> [Objective]: Do not carry the pictures over; copy every other part of the entries exactly.

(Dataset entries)
══════

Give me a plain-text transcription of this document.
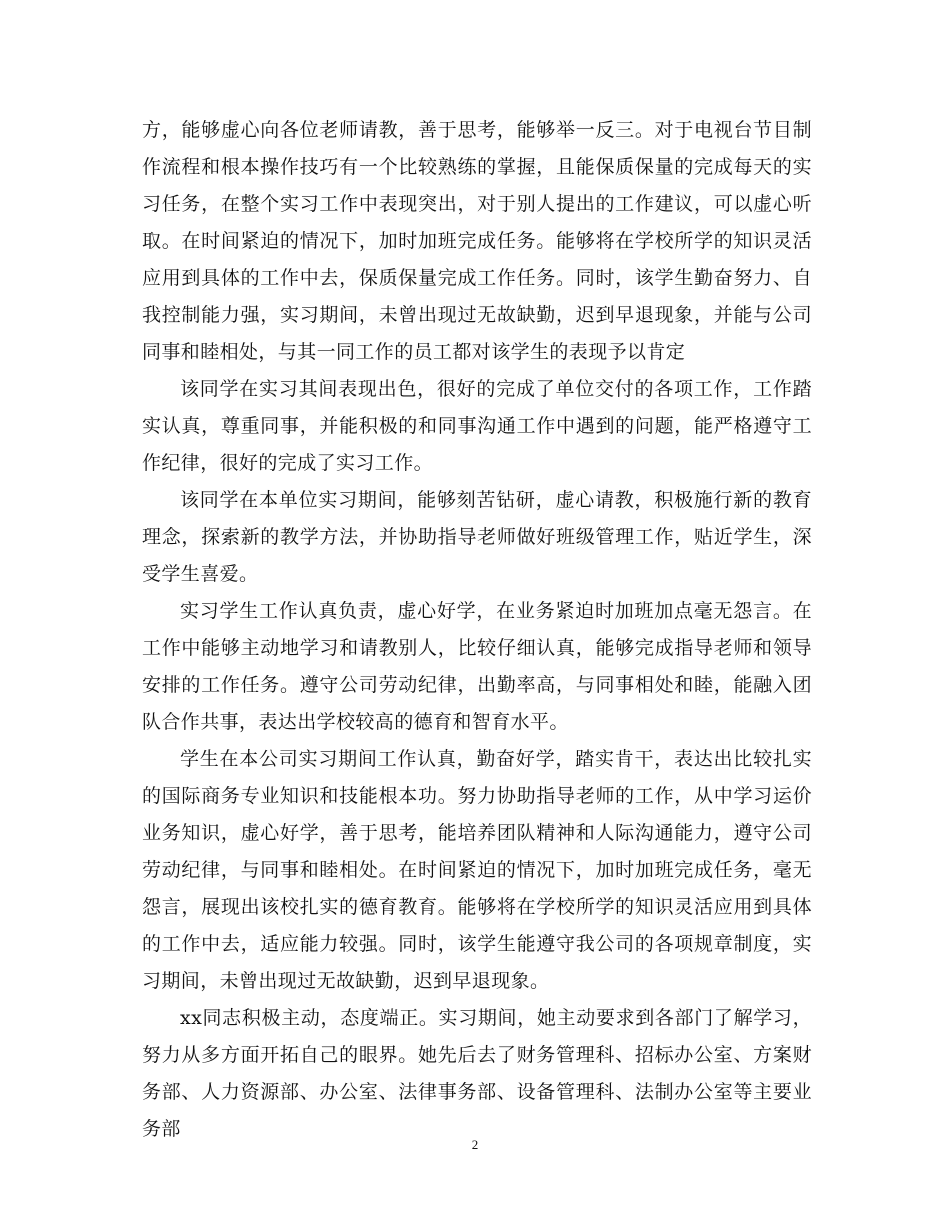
方，能够虚心向各位老师请教，善于思考，能够举一反三。对于电视台节目制作流程和根本操作技巧有一个比较熟练的掌握，且能保质保量的完成每天的实习任务，在整个实习工作中表现突出，对于别人提出的工作建议，可以虚心听取。在时间紧迫的情况下，加时加班完成任务。能够将在学校所学的知识灵活应用到具体的工作中去，保质保量完成工作任务。同时，该学生勤奋努力、自我控制能力强，实习期间，未曾出现过无故缺勤，迟到早退现象，并能与公司同事和睦相处，与其一同工作的员工都对该学生的表现予以肯定

该同学在实习其间表现出色，很好的完成了单位交付的各项工作，工作踏实认真，尊重同事，并能积极的和同事沟通工作中遇到的问题，能严格遵守工作纪律，很好的完成了实习工作。

该同学在本单位实习期间，能够刻苦钻研，虚心请教，积极施行新的教育理念，探索新的教学方法，并协助指导老师做好班级管理工作，贴近学生，深受学生喜爱。

实习学生工作认真负责，虚心好学，在业务紧迫时加班加点毫无怨言。在工作中能够主动地学习和请教别人，比较仔细认真，能够完成指导老师和领导安排的工作任务。遵守公司劳动纪律，出勤率高，与同事相处和睦，能融入团队合作共事，表达出学校较高的德育和智育水平。

学生在本公司实习期间工作认真，勤奋好学，踏实肯干，表达出比较扎实的国际商务专业知识和技能根本功。努力协助指导老师的工作，从中学习运价业务知识，虚心好学，善于思考，能培养团队精神和人际沟通能力，遵守公司劳动纪律，与同事和睦相处。在时间紧迫的情况下，加时加班完成任务，毫无怨言，展现出该校扎实的德育教育。能够将在学校所学的知识灵活应用到具体的工作中去，适应能力较强。同时，该学生能遵守我公司的各项规章制度，实习期间，未曾出现过无故缺勤，迟到早退现象。

xx同志积极主动，态度端正。实习期间，她主动要求到各部门了解学习，努力从多方面开拓自己的眼界。她先后去了财务管理科、招标办公室、方案财务部、人力资源部、办公室、法律事务部、设备管理科、法制办公室等主要业务部

2
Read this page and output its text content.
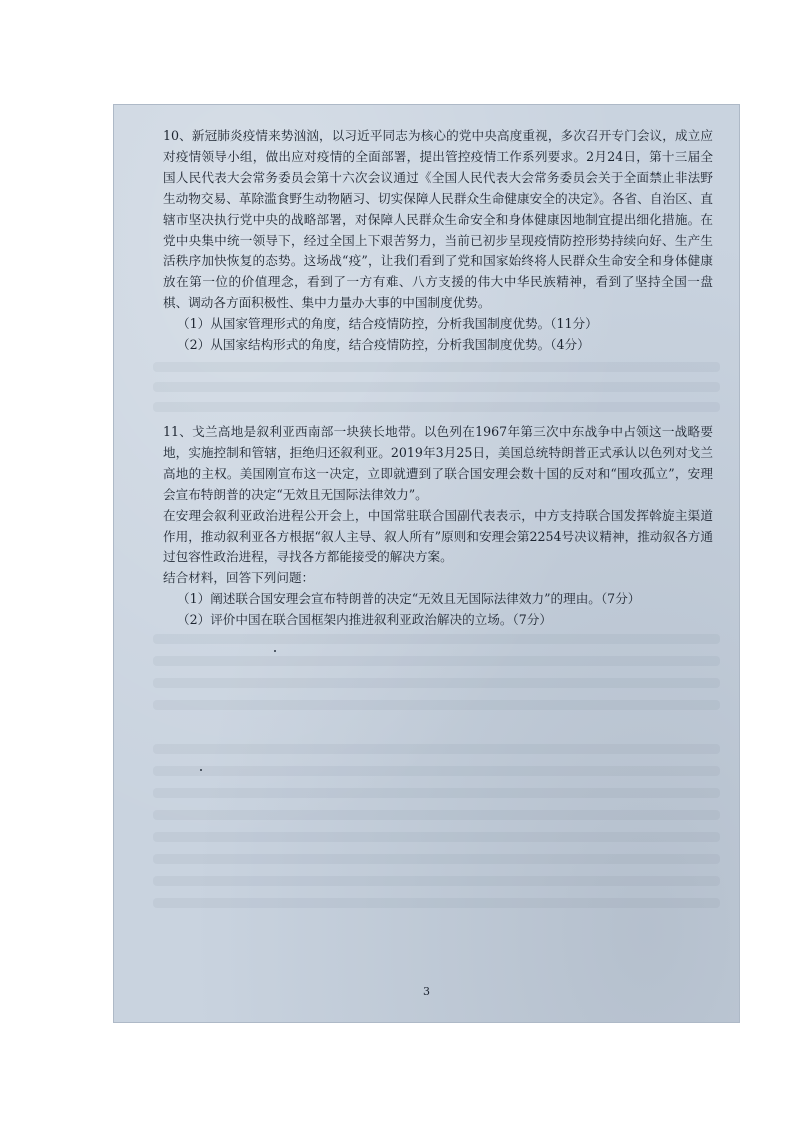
10、新冠肺炎疫情来势汹汹，以习近平同志为核心的党中央高度重视，多次召开专门会议，成立应对疫情领导小组，做出应对疫情的全面部署，提出管控疫情工作系列要求。2月24日，第十三届全国人民代表大会常务委员会第十六次会议通过《全国人民代表大会常务委员会关于全面禁止非法野生动物交易、革除滥食野生动物陋习、切实保障人民群众生命健康安全的决定》。各省、自治区、直辖市坚决执行党中央的战略部署，对保障人民群众生命安全和身体健康因地制宜提出细化措施。在党中央集中统一领导下，经过全国上下艰苦努力，当前已初步呈现疫情防控形势持续向好、生产生活秩序加快恢复的态势。这场战“疫”，让我们看到了党和国家始终将人民群众生命安全和身体健康放在第一位的价值理念，看到了一方有难、八方支援的伟大中华民族精神，看到了坚持全国一盘棋、调动各方面积极性、集中力量办大事的中国制度优势。

（1）从国家管理形式的角度，结合疫情防控，分析我国制度优势。（11分）

（2）从国家结构形式的角度，结合疫情防控，分析我国制度优势。（4分）

11、戈兰高地是叙利亚西南部一块狭长地带。以色列在1967年第三次中东战争中占领这一战略要地，实施控制和管辖，拒绝归还叙利亚。2019年3月25日，美国总统特朗普正式承认以色列对戈兰高地的主权。美国刚宣布这一决定，立即就遭到了联合国安理会数十国的反对和“围攻孤立”，安理会宣布特朗普的决定“无效且无国际法律效力”。

在安理会叙利亚政治进程公开会上，中国常驻联合国副代表表示，中方支持联合国发挥斡旋主渠道作用，推动叙利亚各方根据“叙人主导、叙人所有”原则和安理会第2254号决议精神，推动叙各方通过包容性政治进程，寻找各方都能接受的解决方案。

结合材料，回答下列问题：

（1）阐述联合国安理会宣布特朗普的决定“无效且无国际法律效力”的理由。（7分）

（2）评价中国在联合国框架内推进叙利亚政治解决的立场。（7分）

3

══════

> [Result below]:
Give me a plain-text transcription of this document.
方，能够虚心向各位老师请教，善于思考，能够举一反三。对于电视台节目制作流程和根本操作技巧有一个比较熟练的掌握，且能保质保量的完成每天的实习任务，在整个实习工作中表现突出，对于别人提出的工作建议，可以虚心听取。在时间紧迫的情况下，加时加班完成任务。能够将在学校所学的知识灵活应用到具体的工作中去，保质保量完成工作任务。同时，该学生勤奋努力、自我控制能力强，实习期间，未曾出现过无故缺勤，迟到早退现象，并能与公司同事和睦相处，与其一同工作的员工都对该学生的表现予以肯定

该同学在实习其间表现出色，很好的完成了单位交付的各项工作，工作踏实认真，尊重同事，并能积极的和同事沟通工作中遇到的问题，能严格遵守工作纪律，很好的完成了实习工作。

该同学在本单位实习期间，能够刻苦钻研，虚心请教，积极施行新的教育理念，探索新的教学方法，并协助指导老师做好班级管理工作，贴近学生，深受学生喜爱。

实习学生工作认真负责，虚心好学，在业务紧迫时加班加点毫无怨言。在工作中能够主动地学习和请教别人，比较仔细认真，能够完成指导老师和领导安排的工作任务。遵守公司劳动纪律，出勤率高，与同事相处和睦，能融入团队合作共事，表达出学校较高的德育和智育水平。

学生在本公司实习期间工作认真，勤奋好学，踏实肯干，表达出比较扎实的国际商务专业知识和技能根本功。努力协助指导老师的工作，从中学习运价业务知识，虚心好学，善于思考，能培养团队精神和人际沟通能力，遵守公司劳动纪律，与同事和睦相处。在时间紧迫的情况下，加时加班完成任务，毫无怨言，展现出该校扎实的德育教育。能够将在学校所学的知识灵活应用到具体的工作中去，适应能力较强。同时，该学生能遵守我公司的各项规章制度，实习期间，未曾出现过无故缺勤，迟到早退现象。

xx同志积极主动，态度端正。实习期间，她主动要求到各部门了解学习，努力从多方面开拓自己的眼界。她先后去了财务管理科、招标办公室、方案财务部、人力资源部、办公室、法律事务部、设备管理科、法制办公室等主要业务部

2
Read this page and output its text content.
10、新冠肺炎疫情来势汹汹，以习近平同志为核心的党中央高度重视，多次召开专门会议，成立应对疫情领导小组，做出应对疫情的全面部署，提出管控疫情工作系列要求。2月24日，第十三届全国人民代表大会常务委员会第十六次会议通过《全国人民代表大会常务委员会关于全面禁止非法野生动物交易、革除滥食野生动物陋习、切实保障人民群众生命健康安全的决定》。各省、自治区、直辖市坚决执行党中央的战略部署，对保障人民群众生命安全和身体健康因地制宜提出细化措施。在党中央集中统一领导下，经过全国上下艰苦努力，当前已初步呈现疫情防控形势持续向好、生产生活秩序加快恢复的态势。这场战“疫”，让我们看到了党和国家始终将人民群众生命安全和身体健康放在第一位的价值理念，看到了一方有难、八方支援的伟大中华民族精神，看到了坚持全国一盘棋、调动各方面积极性、集中力量办大事的中国制度优势。

（1）从国家管理形式的角度，结合疫情防控，分析我国制度优势。（11分）

（2）从国家结构形式的角度，结合疫情防控，分析我国制度优势。（4分）

11、戈兰高地是叙利亚西南部一块狭长地带。以色列在1967年第三次中东战争中占领这一战略要地，实施控制和管辖，拒绝归还叙利亚。2019年3月25日，美国总统特朗普正式承认以色列对戈兰高地的主权。美国刚宣布这一决定，立即就遭到了联合国安理会数十国的反对和“围攻孤立”，安理会宣布特朗普的决定“无效且无国际法律效力”。

在安理会叙利亚政治进程公开会上，中国常驻联合国副代表表示，中方支持联合国发挥斡旋主渠道作用，推动叙利亚各方根据“叙人主导、叙人所有”原则和安理会第2254号决议精神，推动叙各方通过包容性政治进程，寻找各方都能接受的解决方案。

结合材料，回答下列问题：

（1）阐述联合国安理会宣布特朗普的决定“无效且无国际法律效力”的理由。（7分）

（2）评价中国在联合国框架内推进叙利亚政治解决的立场。（7分）

3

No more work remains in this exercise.